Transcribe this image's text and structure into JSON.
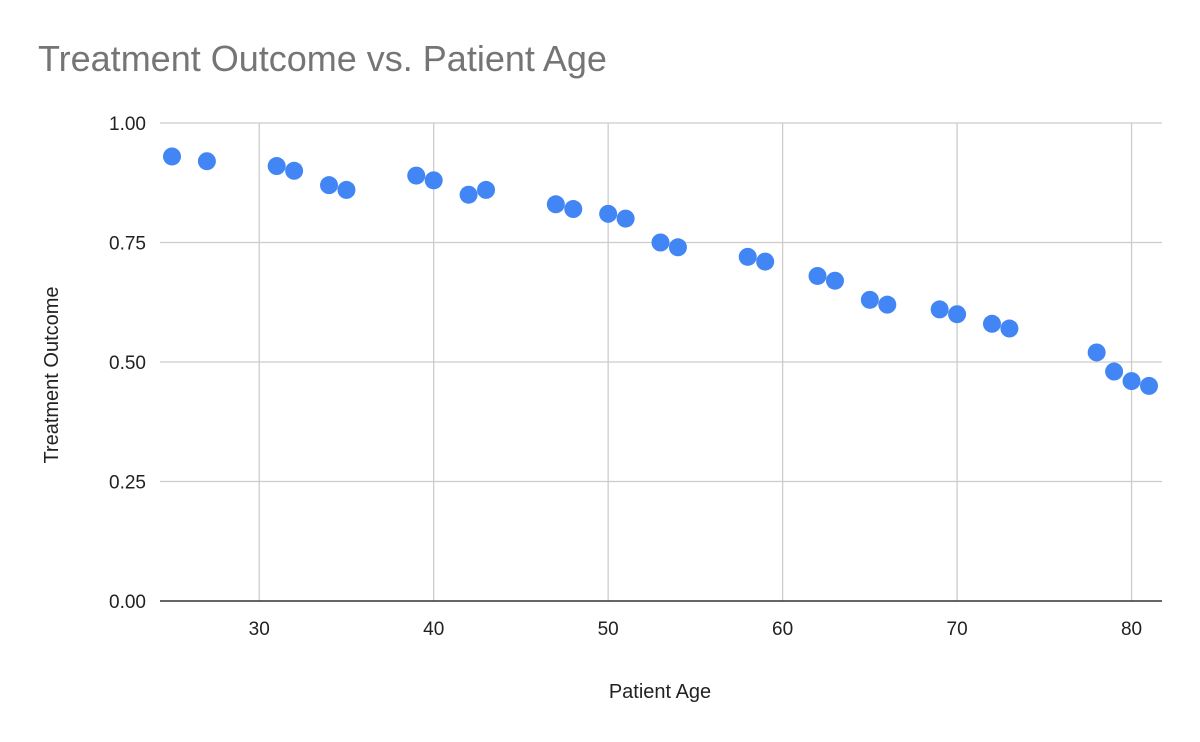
{
  "chart_data": {
    "type": "scatter",
    "title": "Treatment Outcome vs. Patient Age",
    "xlabel": "Patient Age",
    "ylabel": "Treatment Outcome",
    "xlim": [
      25,
      81
    ],
    "ylim": [
      0,
      1
    ],
    "x_ticks": [
      "30",
      "40",
      "50",
      "60",
      "70",
      "80"
    ],
    "y_ticks": [
      "0.00",
      "0.25",
      "0.50",
      "0.75",
      "1.00"
    ],
    "grid": true,
    "legend": "none",
    "point_color": "#4285f4",
    "points": [
      {
        "x": 25,
        "y": 0.93
      },
      {
        "x": 27,
        "y": 0.92
      },
      {
        "x": 31,
        "y": 0.91
      },
      {
        "x": 32,
        "y": 0.9
      },
      {
        "x": 34,
        "y": 0.87
      },
      {
        "x": 35,
        "y": 0.86
      },
      {
        "x": 39,
        "y": 0.89
      },
      {
        "x": 40,
        "y": 0.88
      },
      {
        "x": 42,
        "y": 0.85
      },
      {
        "x": 43,
        "y": 0.86
      },
      {
        "x": 47,
        "y": 0.83
      },
      {
        "x": 48,
        "y": 0.82
      },
      {
        "x": 50,
        "y": 0.81
      },
      {
        "x": 51,
        "y": 0.8
      },
      {
        "x": 53,
        "y": 0.75
      },
      {
        "x": 54,
        "y": 0.74
      },
      {
        "x": 58,
        "y": 0.72
      },
      {
        "x": 59,
        "y": 0.71
      },
      {
        "x": 62,
        "y": 0.68
      },
      {
        "x": 63,
        "y": 0.67
      },
      {
        "x": 65,
        "y": 0.63
      },
      {
        "x": 66,
        "y": 0.62
      },
      {
        "x": 69,
        "y": 0.61
      },
      {
        "x": 70,
        "y": 0.6
      },
      {
        "x": 72,
        "y": 0.58
      },
      {
        "x": 73,
        "y": 0.57
      },
      {
        "x": 78,
        "y": 0.52
      },
      {
        "x": 79,
        "y": 0.48
      },
      {
        "x": 80,
        "y": 0.46
      },
      {
        "x": 81,
        "y": 0.45
      }
    ]
  }
}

**Instructions to follow**.
Every line of the data above should be quoted exactly. Omit the pictures.

**Task response**.
Transcribe this image's text and structure into JSON.
{
  "chart_data": {
    "type": "scatter",
    "title": "Treatment Outcome vs. Patient Age",
    "xlabel": "Patient Age",
    "ylabel": "Treatment Outcome",
    "xlim": [
      25,
      81
    ],
    "ylim": [
      0,
      1
    ],
    "x_ticks": [
      "30",
      "40",
      "50",
      "60",
      "70",
      "80"
    ],
    "y_ticks": [
      "0.00",
      "0.25",
      "0.50",
      "0.75",
      "1.00"
    ],
    "grid": true,
    "legend": "none",
    "point_color": "#4285f4",
    "points": [
      {
        "x": 25,
        "y": 0.93
      },
      {
        "x": 27,
        "y": 0.92
      },
      {
        "x": 31,
        "y": 0.91
      },
      {
        "x": 32,
        "y": 0.9
      },
      {
        "x": 34,
        "y": 0.87
      },
      {
        "x": 35,
        "y": 0.86
      },
      {
        "x": 39,
        "y": 0.89
      },
      {
        "x": 40,
        "y": 0.88
      },
      {
        "x": 42,
        "y": 0.85
      },
      {
        "x": 43,
        "y": 0.86
      },
      {
        "x": 47,
        "y": 0.83
      },
      {
        "x": 48,
        "y": 0.82
      },
      {
        "x": 50,
        "y": 0.81
      },
      {
        "x": 51,
        "y": 0.8
      },
      {
        "x": 53,
        "y": 0.75
      },
      {
        "x": 54,
        "y": 0.74
      },
      {
        "x": 58,
        "y": 0.72
      },
      {
        "x": 59,
        "y": 0.71
      },
      {
        "x": 62,
        "y": 0.68
      },
      {
        "x": 63,
        "y": 0.67
      },
      {
        "x": 65,
        "y": 0.63
      },
      {
        "x": 66,
        "y": 0.62
      },
      {
        "x": 69,
        "y": 0.61
      },
      {
        "x": 70,
        "y": 0.6
      },
      {
        "x": 72,
        "y": 0.58
      },
      {
        "x": 73,
        "y": 0.57
      },
      {
        "x": 78,
        "y": 0.52
      },
      {
        "x": 79,
        "y": 0.48
      },
      {
        "x": 80,
        "y": 0.46
      },
      {
        "x": 81,
        "y": 0.45
      }
    ]
  }
}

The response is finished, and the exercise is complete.